§ TASK GOAL:
Pictures stay out of your copy, but everything else in the records below must be repeated exactly.

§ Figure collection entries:

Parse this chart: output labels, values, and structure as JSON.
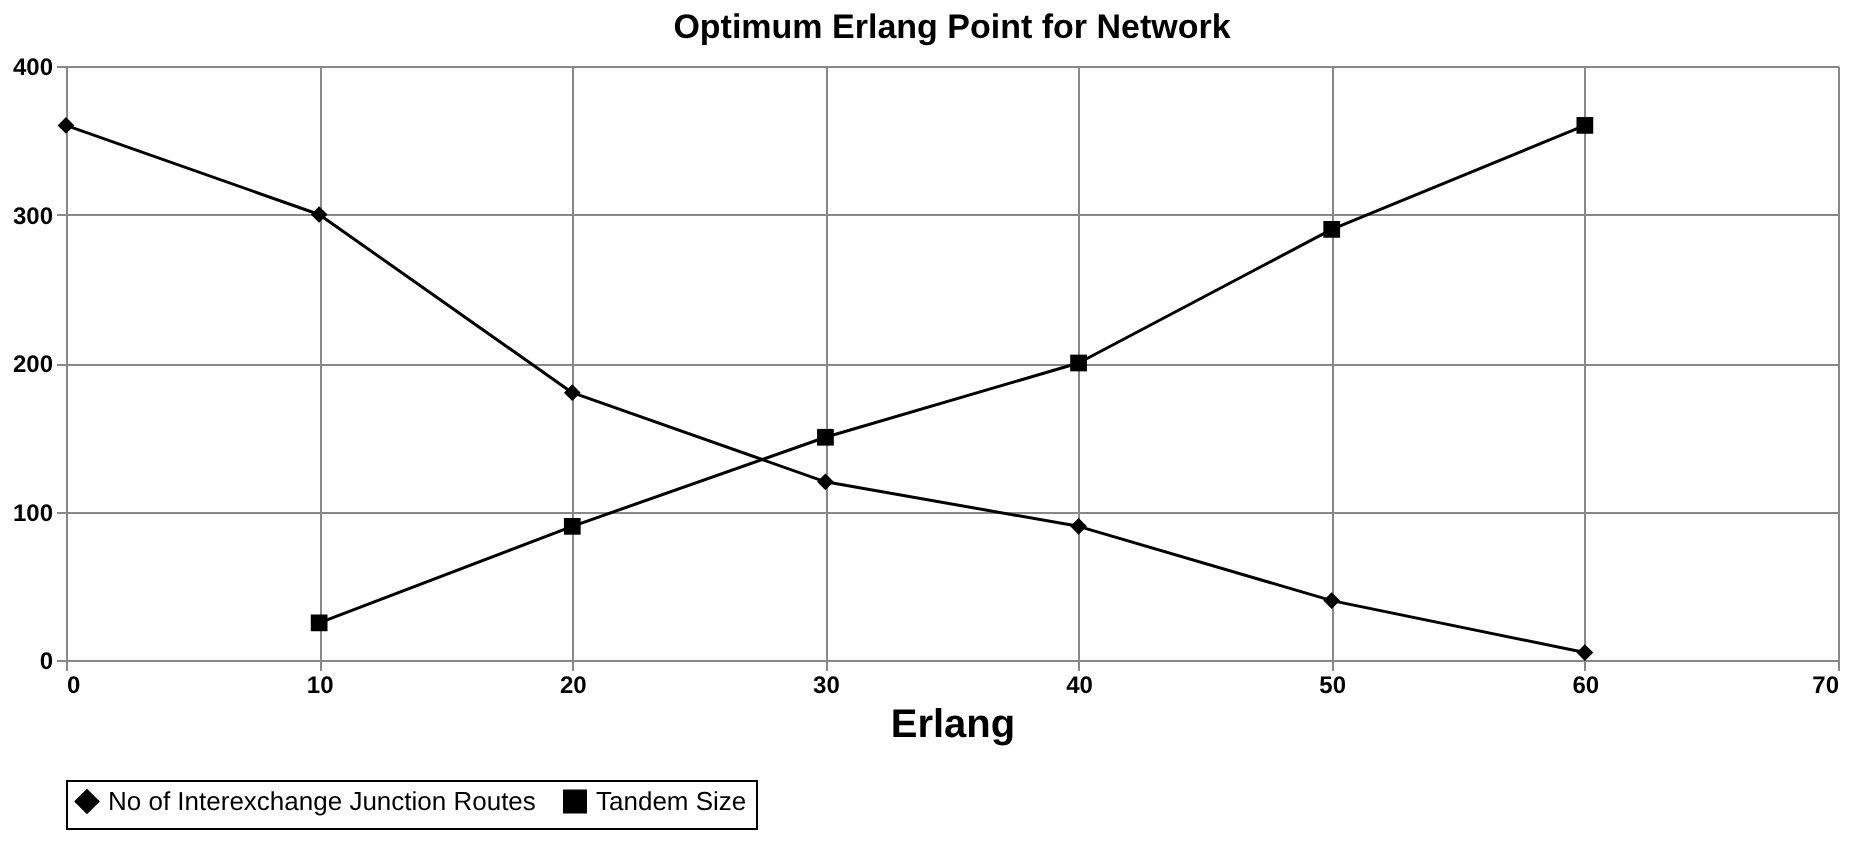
{
  "chart_data": {
    "type": "line",
    "title": "Optimum Erlang Point for Network",
    "xlabel": "Erlang",
    "xlim": [
      0,
      70
    ],
    "xticks": [
      0,
      10,
      20,
      30,
      40,
      50,
      60,
      70
    ],
    "ylim": [
      0,
      400
    ],
    "yticks": [
      0,
      100,
      200,
      300,
      400
    ],
    "grid": true,
    "legend": "bottom",
    "line_style": "solid",
    "series": [
      {
        "name": "No of Interexchange Junction Routes",
        "color": "#000000",
        "marker": "diamond",
        "x": [
          0,
          10,
          20,
          30,
          40,
          50,
          60
        ],
        "values": [
          360,
          300,
          180,
          120,
          90,
          40,
          5
        ]
      },
      {
        "name": "Tandem Size",
        "color": "#000000",
        "marker": "square",
        "x": [
          10,
          20,
          30,
          40,
          50,
          60
        ],
        "values": [
          25,
          90,
          150,
          200,
          290,
          360
        ]
      }
    ]
  }
}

§ ANSWER FOR THIS EXERCISE:
Parse this chart: output labels, values, and structure as JSON.
{
  "chart_data": {
    "type": "line",
    "title": "Optimum Erlang Point for Network",
    "xlabel": "Erlang",
    "xlim": [
      0,
      70
    ],
    "xticks": [
      0,
      10,
      20,
      30,
      40,
      50,
      60,
      70
    ],
    "ylim": [
      0,
      400
    ],
    "yticks": [
      0,
      100,
      200,
      300,
      400
    ],
    "grid": true,
    "legend": "bottom",
    "line_style": "solid",
    "series": [
      {
        "name": "No of Interexchange Junction Routes",
        "color": "#000000",
        "marker": "diamond",
        "x": [
          0,
          10,
          20,
          30,
          40,
          50,
          60
        ],
        "values": [
          360,
          300,
          180,
          120,
          90,
          40,
          5
        ]
      },
      {
        "name": "Tandem Size",
        "color": "#000000",
        "marker": "square",
        "x": [
          10,
          20,
          30,
          40,
          50,
          60
        ],
        "values": [
          25,
          90,
          150,
          200,
          290,
          360
        ]
      }
    ]
  }
}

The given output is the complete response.